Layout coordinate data
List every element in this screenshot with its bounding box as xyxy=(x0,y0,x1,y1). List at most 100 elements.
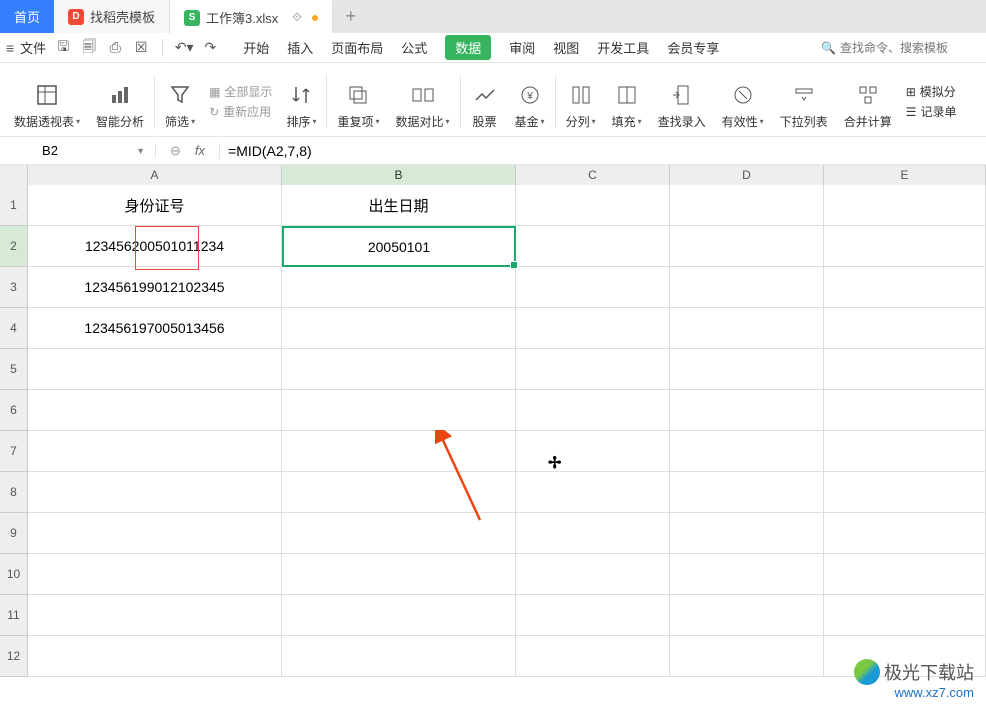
cell-E6[interactable] xyxy=(824,390,986,431)
cell-D7[interactable] xyxy=(670,431,824,472)
tab-formula[interactable]: 公式 xyxy=(401,38,427,57)
cell-B10[interactable] xyxy=(282,554,516,595)
cell-A11[interactable] xyxy=(28,595,282,636)
cell-B4[interactable] xyxy=(282,308,516,349)
cell-C8[interactable] xyxy=(516,472,670,513)
hamburger-icon[interactable]: ≡ xyxy=(6,40,14,56)
row-header-1[interactable]: 1 xyxy=(0,185,28,226)
name-dropdown-icon[interactable]: ▼ xyxy=(136,146,145,156)
cell-D10[interactable] xyxy=(670,554,824,595)
compare-button[interactable]: 数据对比▾ xyxy=(388,67,458,136)
cell-C9[interactable] xyxy=(516,513,670,554)
split-button[interactable]: 分列▾ xyxy=(558,67,604,136)
row-header-6[interactable]: 6 xyxy=(0,390,28,431)
cell-C7[interactable] xyxy=(516,431,670,472)
formula-input[interactable] xyxy=(228,143,978,159)
lookup-button[interactable]: 查找录入 xyxy=(650,67,714,136)
cell-E8[interactable] xyxy=(824,472,986,513)
cell-B7[interactable] xyxy=(282,431,516,472)
search-input[interactable] xyxy=(840,41,980,55)
cell-B2[interactable]: 20050101 xyxy=(282,226,516,267)
tab-insert[interactable]: 插入 xyxy=(287,38,313,57)
row-header-10[interactable]: 10 xyxy=(0,554,28,595)
cell-E3[interactable] xyxy=(824,267,986,308)
col-header-e[interactable]: E xyxy=(824,165,986,185)
restore-icon[interactable]: ⟐ xyxy=(292,10,301,25)
tab-view[interactable]: 视图 xyxy=(553,38,579,57)
col-header-c[interactable]: C xyxy=(516,165,670,185)
row-header-9[interactable]: 9 xyxy=(0,513,28,554)
cell-E11[interactable] xyxy=(824,595,986,636)
cell-D3[interactable] xyxy=(670,267,824,308)
cell-A12[interactable] xyxy=(28,636,282,677)
tab-docer[interactable]: D 找稻壳模板 xyxy=(54,0,170,33)
cell-B1[interactable]: 出生日期 xyxy=(282,185,516,226)
tab-workbook[interactable]: S 工作簿3.xlsx ⟐ xyxy=(170,0,333,33)
cell-B12[interactable] xyxy=(282,636,516,677)
cell-B6[interactable] xyxy=(282,390,516,431)
cell-E2[interactable] xyxy=(824,226,986,267)
row-header-11[interactable]: 11 xyxy=(0,595,28,636)
cell-B3[interactable] xyxy=(282,267,516,308)
dropdown-button[interactable]: 下拉列表 xyxy=(772,67,836,136)
cell-E5[interactable] xyxy=(824,349,986,390)
row-header-5[interactable]: 5 xyxy=(0,349,28,390)
cell-A8[interactable] xyxy=(28,472,282,513)
row-header-3[interactable]: 3 xyxy=(0,267,28,308)
simulate-button[interactable]: ⊞模拟分 xyxy=(906,83,957,100)
smart-button[interactable]: 智能分析 xyxy=(88,67,152,136)
cell-E7[interactable] xyxy=(824,431,986,472)
tab-home[interactable]: 首页 xyxy=(0,0,54,33)
cell-B5[interactable] xyxy=(282,349,516,390)
row-header-7[interactable]: 7 xyxy=(0,431,28,472)
show-all-button[interactable]: ▦全部显示 xyxy=(209,83,272,100)
cell-C2[interactable] xyxy=(516,226,670,267)
cell-A2[interactable]: 123456200501011234 xyxy=(28,226,282,267)
fund-button[interactable]: ¥ 基金▾ xyxy=(507,67,553,136)
cell-D1[interactable] xyxy=(670,185,824,226)
select-all-corner[interactable] xyxy=(0,165,28,185)
row-header-8[interactable]: 8 xyxy=(0,472,28,513)
fx-icon[interactable]: fx xyxy=(195,143,205,158)
command-search[interactable]: 🔍 xyxy=(821,41,980,55)
cell-A9[interactable] xyxy=(28,513,282,554)
pivot-button[interactable]: 数据透视表▾ xyxy=(6,67,88,136)
redo-icon[interactable]: ↷ xyxy=(201,39,219,57)
cell-B11[interactable] xyxy=(282,595,516,636)
tab-data[interactable]: 数据 xyxy=(445,35,491,60)
row-header-12[interactable]: 12 xyxy=(0,636,28,677)
cell-A3[interactable]: 123456199012102345 xyxy=(28,267,282,308)
col-header-d[interactable]: D xyxy=(670,165,824,185)
cell-A7[interactable] xyxy=(28,431,282,472)
cell-E9[interactable] xyxy=(824,513,986,554)
record-button[interactable]: ☰记录单 xyxy=(906,103,957,120)
save-icon[interactable]: 🖫 xyxy=(54,39,72,57)
save-as-icon[interactable]: 🗐 xyxy=(80,39,98,57)
tab-dev[interactable]: 开发工具 xyxy=(597,38,649,57)
cell-D6[interactable] xyxy=(670,390,824,431)
cell-C4[interactable] xyxy=(516,308,670,349)
cell-D12[interactable] xyxy=(670,636,824,677)
cell-C11[interactable] xyxy=(516,595,670,636)
file-menu[interactable]: 文件 xyxy=(20,38,46,57)
validate-button[interactable]: 有效性▾ xyxy=(714,67,772,136)
name-box[interactable]: ▼ xyxy=(0,143,156,158)
print-icon[interactable]: ⎙ xyxy=(106,39,124,57)
col-header-b[interactable]: B xyxy=(282,165,516,185)
cancel-formula-icon[interactable]: ⊖ xyxy=(170,143,181,159)
cell-C1[interactable] xyxy=(516,185,670,226)
cell-E1[interactable] xyxy=(824,185,986,226)
new-tab-button[interactable]: + xyxy=(333,0,369,33)
cell-D2[interactable] xyxy=(670,226,824,267)
cell-C6[interactable] xyxy=(516,390,670,431)
cell-C10[interactable] xyxy=(516,554,670,595)
cell-A4[interactable]: 123456197005013456 xyxy=(28,308,282,349)
cell-D5[interactable] xyxy=(670,349,824,390)
tab-vip[interactable]: 会员专享 xyxy=(667,38,719,57)
cell-C12[interactable] xyxy=(516,636,670,677)
row-header-4[interactable]: 4 xyxy=(0,308,28,349)
cell-B9[interactable] xyxy=(282,513,516,554)
cell-A6[interactable] xyxy=(28,390,282,431)
col-header-a[interactable]: A xyxy=(28,165,282,185)
cell-D11[interactable] xyxy=(670,595,824,636)
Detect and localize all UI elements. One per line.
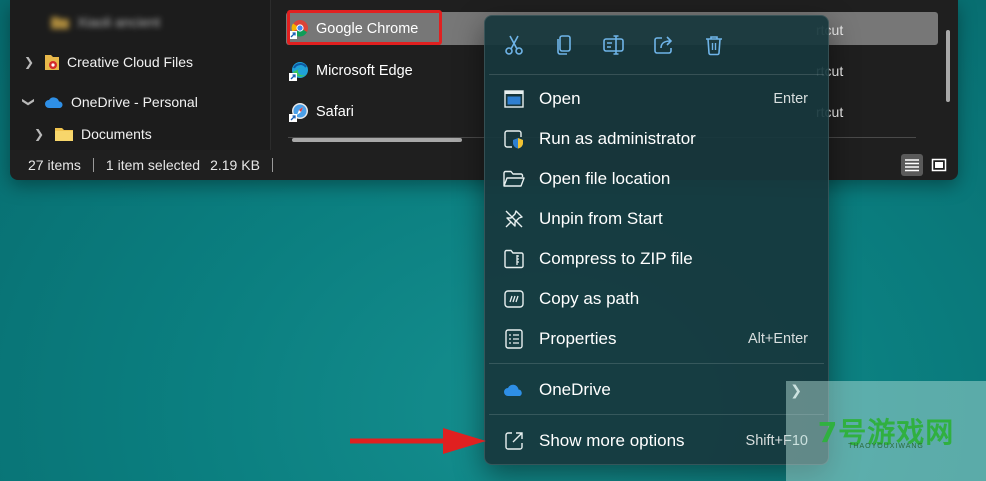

## Directions for this task
Reproduce all of the records above word for word, omitting the pictures.

## Reply
List every element in this screenshot with its bounding box as xyxy=(x0,y0,x1,y1). List at most 100 elements.
cell-E6[interactable] xyxy=(824,390,986,431)
cell-D7[interactable] xyxy=(670,431,824,472)
tab-formula[interactable]: 公式 xyxy=(401,38,427,57)
cell-B10[interactable] xyxy=(282,554,516,595)
cell-A11[interactable] xyxy=(28,595,282,636)
cell-B4[interactable] xyxy=(282,308,516,349)
cell-C8[interactable] xyxy=(516,472,670,513)
hamburger-icon[interactable]: ≡ xyxy=(6,40,14,56)
row-header-1[interactable]: 1 xyxy=(0,185,28,226)
name-dropdown-icon[interactable]: ▼ xyxy=(136,146,145,156)
cell-D10[interactable] xyxy=(670,554,824,595)
compare-button[interactable]: 数据对比▾ xyxy=(388,67,458,136)
cell-C9[interactable] xyxy=(516,513,670,554)
split-button[interactable]: 分列▾ xyxy=(558,67,604,136)
row-header-6[interactable]: 6 xyxy=(0,390,28,431)
cell-C7[interactable] xyxy=(516,431,670,472)
formula-input[interactable] xyxy=(228,143,978,159)
lookup-button[interactable]: 查找录入 xyxy=(650,67,714,136)
cell-E8[interactable] xyxy=(824,472,986,513)
cell-B7[interactable] xyxy=(282,431,516,472)
search-input[interactable] xyxy=(840,41,980,55)
cell-B2[interactable]: 20050101 xyxy=(282,226,516,267)
tab-insert[interactable]: 插入 xyxy=(287,38,313,57)
row-header-10[interactable]: 10 xyxy=(0,554,28,595)
cell-E3[interactable] xyxy=(824,267,986,308)
col-header-e[interactable]: E xyxy=(824,165,986,185)
restore-icon[interactable]: ⟐ xyxy=(292,10,301,25)
tab-view[interactable]: 视图 xyxy=(553,38,579,57)
col-header-c[interactable]: C xyxy=(516,165,670,185)
row-header-9[interactable]: 9 xyxy=(0,513,28,554)
cell-E11[interactable] xyxy=(824,595,986,636)
cell-D3[interactable] xyxy=(670,267,824,308)
cell-A12[interactable] xyxy=(28,636,282,677)
tab-docer[interactable]: D 找稻壳模板 xyxy=(54,0,170,33)
cell-B1[interactable]: 出生日期 xyxy=(282,185,516,226)
tab-workbook[interactable]: S 工作簿3.xlsx ⟐ xyxy=(170,0,333,33)
cell-B12[interactable] xyxy=(282,636,516,677)
cell-B6[interactable] xyxy=(282,390,516,431)
cell-E2[interactable] xyxy=(824,226,986,267)
row-header-11[interactable]: 11 xyxy=(0,595,28,636)
cell-B3[interactable] xyxy=(282,267,516,308)
dropdown-button[interactable]: 下拉列表 xyxy=(772,67,836,136)
cell-E5[interactable] xyxy=(824,349,986,390)
row-header-5[interactable]: 5 xyxy=(0,349,28,390)
cell-A8[interactable] xyxy=(28,472,282,513)
row-header-3[interactable]: 3 xyxy=(0,267,28,308)
simulate-button[interactable]: ⊞模拟分 xyxy=(906,83,957,100)
smart-button[interactable]: 智能分析 xyxy=(88,67,152,136)
cell-E7[interactable] xyxy=(824,431,986,472)
tab-home[interactable]: 首页 xyxy=(0,0,54,33)
cell-B5[interactable] xyxy=(282,349,516,390)
row-header-7[interactable]: 7 xyxy=(0,431,28,472)
show-all-button[interactable]: ▦全部显示 xyxy=(209,83,272,100)
cell-C2[interactable] xyxy=(516,226,670,267)
cell-A2[interactable]: 123456200501011234 xyxy=(28,226,282,267)
fund-button[interactable]: ¥ 基金▾ xyxy=(507,67,553,136)
cell-D1[interactable] xyxy=(670,185,824,226)
select-all-corner[interactable] xyxy=(0,165,28,185)
row-header-8[interactable]: 8 xyxy=(0,472,28,513)
fx-icon[interactable]: fx xyxy=(195,143,205,158)
command-search[interactable]: 🔍 xyxy=(821,41,980,55)
cell-A9[interactable] xyxy=(28,513,282,554)
pivot-button[interactable]: 数据透视表▾ xyxy=(6,67,88,136)
redo-icon[interactable]: ↷ xyxy=(201,39,219,57)
cell-B11[interactable] xyxy=(282,595,516,636)
tab-data[interactable]: 数据 xyxy=(445,35,491,60)
row-header-12[interactable]: 12 xyxy=(0,636,28,677)
cell-A3[interactable]: 123456199012102345 xyxy=(28,267,282,308)
col-header-d[interactable]: D xyxy=(670,165,824,185)
cell-A7[interactable] xyxy=(28,431,282,472)
cell-E9[interactable] xyxy=(824,513,986,554)
record-button[interactable]: ☰记录单 xyxy=(906,103,957,120)
save-icon[interactable]: 🖫 xyxy=(54,39,72,57)
save-as-icon[interactable]: 🗐 xyxy=(80,39,98,57)
tab-dev[interactable]: 开发工具 xyxy=(597,38,649,57)
cell-D6[interactable] xyxy=(670,390,824,431)
cell-C4[interactable] xyxy=(516,308,670,349)
cell-D12[interactable] xyxy=(670,636,824,677)
cell-C11[interactable] xyxy=(516,595,670,636)
file-menu[interactable]: 文件 xyxy=(20,38,46,57)
validate-button[interactable]: 有效性▾ xyxy=(714,67,772,136)
name-box[interactable]: ▼ xyxy=(0,143,156,158)
print-icon[interactable]: ⎙ xyxy=(106,39,124,57)
col-header-b[interactable]: B xyxy=(282,165,516,185)
cancel-formula-icon[interactable]: ⊖ xyxy=(170,143,181,159)
cell-C1[interactable] xyxy=(516,185,670,226)
cell-E1[interactable] xyxy=(824,185,986,226)
new-tab-button[interactable]: + xyxy=(333,0,369,33)
cell-D2[interactable] xyxy=(670,226,824,267)
cell-C6[interactable] xyxy=(516,390,670,431)
cell-C10[interactable] xyxy=(516,554,670,595)
cell-A4[interactable]: 123456197005013456 xyxy=(28,308,282,349)
cell-D5[interactable] xyxy=(670,349,824,390)
tab-vip[interactable]: 会员专享 xyxy=(667,38,719,57)
cell-C12[interactable] xyxy=(516,636,670,677)
row-header-4[interactable]: 4 xyxy=(0,308,28,349)
cell-B9[interactable] xyxy=(282,513,516,554)
cell-A6[interactable] xyxy=(28,390,282,431)
col-header-a[interactable]: A xyxy=(28,165,282,185)
cell-D11[interactable] xyxy=(670,595,824,636)
Detect and localize all UI elements. One per line.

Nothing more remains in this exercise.